• [DATA FOR PROCESSING]
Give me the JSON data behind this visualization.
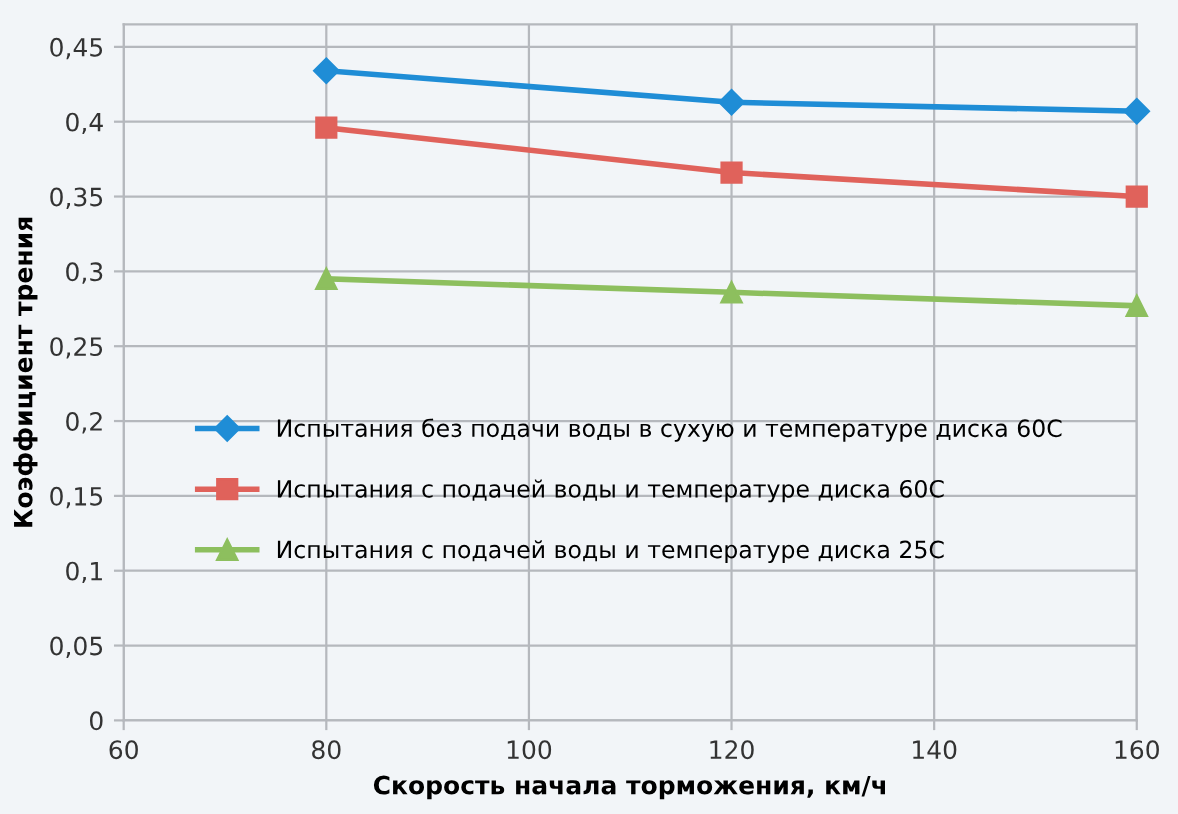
{
  "chart_data": {
    "type": "line",
    "xlabel": "Скорость начала торможения, км/ч",
    "ylabel": "Коэффициент трения",
    "xlim": [
      60,
      160
    ],
    "xticks": [
      60,
      80,
      100,
      120,
      140,
      160
    ],
    "ylim": [
      0,
      0.465
    ],
    "yticks": [
      {
        "value": 0,
        "label": "0"
      },
      {
        "value": 0.05,
        "label": "0,05"
      },
      {
        "value": 0.1,
        "label": "0,1"
      },
      {
        "value": 0.15,
        "label": "0,15"
      },
      {
        "value": 0.2,
        "label": "0,2"
      },
      {
        "value": 0.25,
        "label": "0,25"
      },
      {
        "value": 0.3,
        "label": "0,3"
      },
      {
        "value": 0.35,
        "label": "0,35"
      },
      {
        "value": 0.4,
        "label": "0,4"
      },
      {
        "value": 0.45,
        "label": "0,45"
      }
    ],
    "grid": true,
    "legend": "center",
    "line_style": "solid",
    "x": [
      80,
      120,
      160
    ],
    "series": [
      {
        "name": "Испытания без подачи воды в сухую и температуре диска 60С",
        "color": "#1f8dd6",
        "marker": "diamond",
        "values": [
          0.434,
          0.413,
          0.407
        ]
      },
      {
        "name": "Испытания с подачей воды и температуре диска 60С",
        "color": "#e0625b",
        "marker": "square",
        "values": [
          0.396,
          0.366,
          0.35
        ]
      },
      {
        "name": "Испытания с подачей воды и температуре диска 25С",
        "color": "#8dbf5e",
        "marker": "triangle",
        "values": [
          0.295,
          0.286,
          0.277
        ]
      }
    ]
  }
}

• [GIVEN EXERCISE]
Restate the full listing verbatim and drop every picture.

• [EXERCISE OUTPUT]
Give me the JSON data behind this visualization.
{
  "chart_data": {
    "type": "line",
    "xlabel": "Скорость начала торможения, км/ч",
    "ylabel": "Коэффициент трения",
    "xlim": [
      60,
      160
    ],
    "xticks": [
      60,
      80,
      100,
      120,
      140,
      160
    ],
    "ylim": [
      0,
      0.465
    ],
    "yticks": [
      {
        "value": 0,
        "label": "0"
      },
      {
        "value": 0.05,
        "label": "0,05"
      },
      {
        "value": 0.1,
        "label": "0,1"
      },
      {
        "value": 0.15,
        "label": "0,15"
      },
      {
        "value": 0.2,
        "label": "0,2"
      },
      {
        "value": 0.25,
        "label": "0,25"
      },
      {
        "value": 0.3,
        "label": "0,3"
      },
      {
        "value": 0.35,
        "label": "0,35"
      },
      {
        "value": 0.4,
        "label": "0,4"
      },
      {
        "value": 0.45,
        "label": "0,45"
      }
    ],
    "grid": true,
    "legend": "center",
    "line_style": "solid",
    "x": [
      80,
      120,
      160
    ],
    "series": [
      {
        "name": "Испытания без подачи воды в сухую и температуре диска 60С",
        "color": "#1f8dd6",
        "marker": "diamond",
        "values": [
          0.434,
          0.413,
          0.407
        ]
      },
      {
        "name": "Испытания с подачей воды и температуре диска 60С",
        "color": "#e0625b",
        "marker": "square",
        "values": [
          0.396,
          0.366,
          0.35
        ]
      },
      {
        "name": "Испытания с подачей воды и температуре диска 25С",
        "color": "#8dbf5e",
        "marker": "triangle",
        "values": [
          0.295,
          0.286,
          0.277
        ]
      }
    ]
  }
}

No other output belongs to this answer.